↓
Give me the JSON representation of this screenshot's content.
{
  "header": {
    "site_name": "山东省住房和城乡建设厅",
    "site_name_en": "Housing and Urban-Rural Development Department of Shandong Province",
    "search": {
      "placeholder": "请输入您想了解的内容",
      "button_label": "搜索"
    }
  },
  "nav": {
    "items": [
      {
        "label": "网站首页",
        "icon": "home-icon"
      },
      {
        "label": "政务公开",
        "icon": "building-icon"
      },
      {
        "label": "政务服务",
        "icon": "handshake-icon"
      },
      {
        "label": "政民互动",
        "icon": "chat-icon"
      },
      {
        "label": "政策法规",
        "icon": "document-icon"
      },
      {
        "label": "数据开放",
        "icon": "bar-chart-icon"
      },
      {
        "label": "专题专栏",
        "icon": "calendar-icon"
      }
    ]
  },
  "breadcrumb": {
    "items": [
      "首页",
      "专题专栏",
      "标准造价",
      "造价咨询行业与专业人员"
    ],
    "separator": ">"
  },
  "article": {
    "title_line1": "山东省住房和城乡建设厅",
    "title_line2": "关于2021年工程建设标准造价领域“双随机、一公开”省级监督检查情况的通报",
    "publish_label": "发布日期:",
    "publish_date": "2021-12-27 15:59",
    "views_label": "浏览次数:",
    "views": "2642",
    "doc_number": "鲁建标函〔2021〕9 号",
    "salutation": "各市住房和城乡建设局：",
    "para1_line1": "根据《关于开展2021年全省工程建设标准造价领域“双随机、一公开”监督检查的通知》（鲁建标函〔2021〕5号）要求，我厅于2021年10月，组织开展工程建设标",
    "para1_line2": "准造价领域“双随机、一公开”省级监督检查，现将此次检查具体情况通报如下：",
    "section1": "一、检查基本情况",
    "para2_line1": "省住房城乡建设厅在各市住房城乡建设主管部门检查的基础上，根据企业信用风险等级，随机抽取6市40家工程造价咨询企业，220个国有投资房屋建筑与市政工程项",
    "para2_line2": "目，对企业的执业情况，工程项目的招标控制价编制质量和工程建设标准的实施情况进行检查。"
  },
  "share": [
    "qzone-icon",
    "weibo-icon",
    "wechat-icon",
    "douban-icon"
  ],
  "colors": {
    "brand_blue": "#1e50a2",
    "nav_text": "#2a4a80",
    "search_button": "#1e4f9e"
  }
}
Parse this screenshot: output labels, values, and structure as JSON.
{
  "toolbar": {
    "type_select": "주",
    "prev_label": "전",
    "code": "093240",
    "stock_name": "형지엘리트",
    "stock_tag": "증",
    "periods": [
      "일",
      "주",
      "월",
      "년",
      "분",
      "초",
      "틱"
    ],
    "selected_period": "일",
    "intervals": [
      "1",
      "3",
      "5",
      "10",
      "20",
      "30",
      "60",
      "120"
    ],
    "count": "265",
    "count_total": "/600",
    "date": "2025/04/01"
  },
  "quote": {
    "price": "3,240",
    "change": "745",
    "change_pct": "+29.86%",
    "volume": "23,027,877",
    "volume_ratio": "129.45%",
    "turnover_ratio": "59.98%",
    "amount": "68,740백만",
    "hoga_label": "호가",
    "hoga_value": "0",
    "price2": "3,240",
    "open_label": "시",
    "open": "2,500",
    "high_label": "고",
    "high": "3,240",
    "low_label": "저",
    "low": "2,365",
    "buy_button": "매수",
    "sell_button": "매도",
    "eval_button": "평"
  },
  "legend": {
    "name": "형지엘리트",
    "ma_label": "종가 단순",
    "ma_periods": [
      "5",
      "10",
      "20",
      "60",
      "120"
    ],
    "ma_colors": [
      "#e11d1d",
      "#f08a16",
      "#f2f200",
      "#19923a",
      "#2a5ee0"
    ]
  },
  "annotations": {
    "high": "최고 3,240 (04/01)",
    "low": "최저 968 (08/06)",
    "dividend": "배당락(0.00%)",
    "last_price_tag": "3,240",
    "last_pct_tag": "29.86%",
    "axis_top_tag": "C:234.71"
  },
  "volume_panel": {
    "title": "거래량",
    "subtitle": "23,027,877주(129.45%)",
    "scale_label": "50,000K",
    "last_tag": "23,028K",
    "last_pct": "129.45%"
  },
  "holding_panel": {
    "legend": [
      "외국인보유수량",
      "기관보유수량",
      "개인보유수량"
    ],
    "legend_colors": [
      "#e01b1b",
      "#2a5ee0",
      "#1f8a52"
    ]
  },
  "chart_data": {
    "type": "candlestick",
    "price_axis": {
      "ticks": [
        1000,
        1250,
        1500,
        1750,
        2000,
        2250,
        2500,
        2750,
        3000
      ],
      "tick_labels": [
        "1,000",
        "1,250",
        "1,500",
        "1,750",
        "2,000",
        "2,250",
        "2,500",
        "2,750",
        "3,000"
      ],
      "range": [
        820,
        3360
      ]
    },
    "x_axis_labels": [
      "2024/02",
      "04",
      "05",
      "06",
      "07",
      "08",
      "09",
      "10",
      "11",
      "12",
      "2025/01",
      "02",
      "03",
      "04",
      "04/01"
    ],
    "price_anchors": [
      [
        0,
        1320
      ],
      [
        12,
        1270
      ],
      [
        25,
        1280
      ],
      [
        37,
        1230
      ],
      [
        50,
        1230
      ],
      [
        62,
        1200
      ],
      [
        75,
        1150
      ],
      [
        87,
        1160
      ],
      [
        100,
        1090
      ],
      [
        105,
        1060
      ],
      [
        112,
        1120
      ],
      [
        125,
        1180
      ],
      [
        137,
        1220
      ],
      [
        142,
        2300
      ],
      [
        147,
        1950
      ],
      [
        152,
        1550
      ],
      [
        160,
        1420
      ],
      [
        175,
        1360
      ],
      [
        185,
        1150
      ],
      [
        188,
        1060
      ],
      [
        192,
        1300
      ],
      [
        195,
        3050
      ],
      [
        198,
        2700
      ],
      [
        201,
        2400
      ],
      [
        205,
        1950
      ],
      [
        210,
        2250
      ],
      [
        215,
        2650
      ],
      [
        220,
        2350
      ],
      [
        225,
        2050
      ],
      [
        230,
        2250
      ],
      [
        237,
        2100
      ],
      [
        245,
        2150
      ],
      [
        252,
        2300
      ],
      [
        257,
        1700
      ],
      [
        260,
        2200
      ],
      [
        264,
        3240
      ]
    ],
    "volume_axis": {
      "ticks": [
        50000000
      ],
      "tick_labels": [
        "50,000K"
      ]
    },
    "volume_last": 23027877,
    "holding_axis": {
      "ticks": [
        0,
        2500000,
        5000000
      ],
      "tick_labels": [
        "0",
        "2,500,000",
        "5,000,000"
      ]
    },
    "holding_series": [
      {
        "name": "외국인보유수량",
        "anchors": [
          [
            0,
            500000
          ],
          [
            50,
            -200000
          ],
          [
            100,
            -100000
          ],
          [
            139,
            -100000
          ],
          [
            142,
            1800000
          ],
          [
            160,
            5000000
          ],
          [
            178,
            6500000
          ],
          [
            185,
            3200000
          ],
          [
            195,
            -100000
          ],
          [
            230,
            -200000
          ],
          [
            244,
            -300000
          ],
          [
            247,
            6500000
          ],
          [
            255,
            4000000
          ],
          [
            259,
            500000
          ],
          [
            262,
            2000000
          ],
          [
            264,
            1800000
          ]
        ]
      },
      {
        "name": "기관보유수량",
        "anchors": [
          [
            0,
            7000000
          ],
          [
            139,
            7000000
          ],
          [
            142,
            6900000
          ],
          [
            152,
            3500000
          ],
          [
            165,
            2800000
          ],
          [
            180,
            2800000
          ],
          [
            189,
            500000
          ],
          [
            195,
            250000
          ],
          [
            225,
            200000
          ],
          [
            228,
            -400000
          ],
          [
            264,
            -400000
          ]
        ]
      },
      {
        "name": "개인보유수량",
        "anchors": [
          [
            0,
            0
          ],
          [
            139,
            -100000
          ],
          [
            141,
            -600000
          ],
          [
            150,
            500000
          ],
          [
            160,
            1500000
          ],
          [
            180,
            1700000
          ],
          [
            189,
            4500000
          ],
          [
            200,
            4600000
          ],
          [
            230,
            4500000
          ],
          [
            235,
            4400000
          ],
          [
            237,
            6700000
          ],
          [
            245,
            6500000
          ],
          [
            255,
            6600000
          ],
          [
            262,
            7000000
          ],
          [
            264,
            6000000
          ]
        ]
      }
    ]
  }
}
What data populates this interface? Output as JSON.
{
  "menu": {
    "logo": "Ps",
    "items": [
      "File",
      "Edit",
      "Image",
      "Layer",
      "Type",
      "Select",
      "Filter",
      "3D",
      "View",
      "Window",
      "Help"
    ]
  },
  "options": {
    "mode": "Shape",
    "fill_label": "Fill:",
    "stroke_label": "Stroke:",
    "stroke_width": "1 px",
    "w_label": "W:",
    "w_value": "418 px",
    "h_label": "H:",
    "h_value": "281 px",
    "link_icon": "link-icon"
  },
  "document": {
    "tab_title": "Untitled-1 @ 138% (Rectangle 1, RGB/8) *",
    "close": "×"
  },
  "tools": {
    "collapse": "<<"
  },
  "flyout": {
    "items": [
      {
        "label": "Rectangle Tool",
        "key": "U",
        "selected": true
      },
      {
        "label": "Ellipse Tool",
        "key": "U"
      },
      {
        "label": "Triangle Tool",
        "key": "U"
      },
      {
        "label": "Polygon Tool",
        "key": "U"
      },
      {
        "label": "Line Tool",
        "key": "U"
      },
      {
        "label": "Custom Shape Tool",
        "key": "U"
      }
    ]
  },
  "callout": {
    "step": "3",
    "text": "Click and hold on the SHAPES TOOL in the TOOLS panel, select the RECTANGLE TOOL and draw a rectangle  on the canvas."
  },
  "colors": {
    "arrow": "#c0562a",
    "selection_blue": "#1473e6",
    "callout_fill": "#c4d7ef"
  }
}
↑
## Problem details:
Repeat, word for word, every line from the line that contains "What data populates" to the end of the entries; include both of those lines and no others.

## Solution for this task:
What data populates this interface? Output as JSON.
{
  "menu": {
    "logo": "Ps",
    "items": [
      "File",
      "Edit",
      "Image",
      "Layer",
      "Type",
      "Select",
      "Filter",
      "3D",
      "View",
      "Window",
      "Help"
    ]
  },
  "options": {
    "mode": "Shape",
    "fill_label": "Fill:",
    "stroke_label": "Stroke:",
    "stroke_width": "1 px",
    "w_label": "W:",
    "w_value": "418 px",
    "h_label": "H:",
    "h_value": "281 px",
    "link_icon": "link-icon"
  },
  "document": {
    "tab_title": "Untitled-1 @ 138% (Rectangle 1, RGB/8) *",
    "close": "×"
  },
  "tools": {
    "collapse": "<<"
  },
  "flyout": {
    "items": [
      {
        "label": "Rectangle Tool",
        "key": "U",
        "selected": true
      },
      {
        "label": "Ellipse Tool",
        "key": "U"
      },
      {
        "label": "Triangle Tool",
        "key": "U"
      },
      {
        "label": "Polygon Tool",
        "key": "U"
      },
      {
        "label": "Line Tool",
        "key": "U"
      },
      {
        "label": "Custom Shape Tool",
        "key": "U"
      }
    ]
  },
  "callout": {
    "step": "3",
    "text": "Click and hold on the SHAPES TOOL in the TOOLS panel, select the RECTANGLE TOOL and draw a rectangle  on the canvas."
  },
  "colors": {
    "arrow": "#c0562a",
    "selection_blue": "#1473e6",
    "callout_fill": "#c4d7ef"
  }
}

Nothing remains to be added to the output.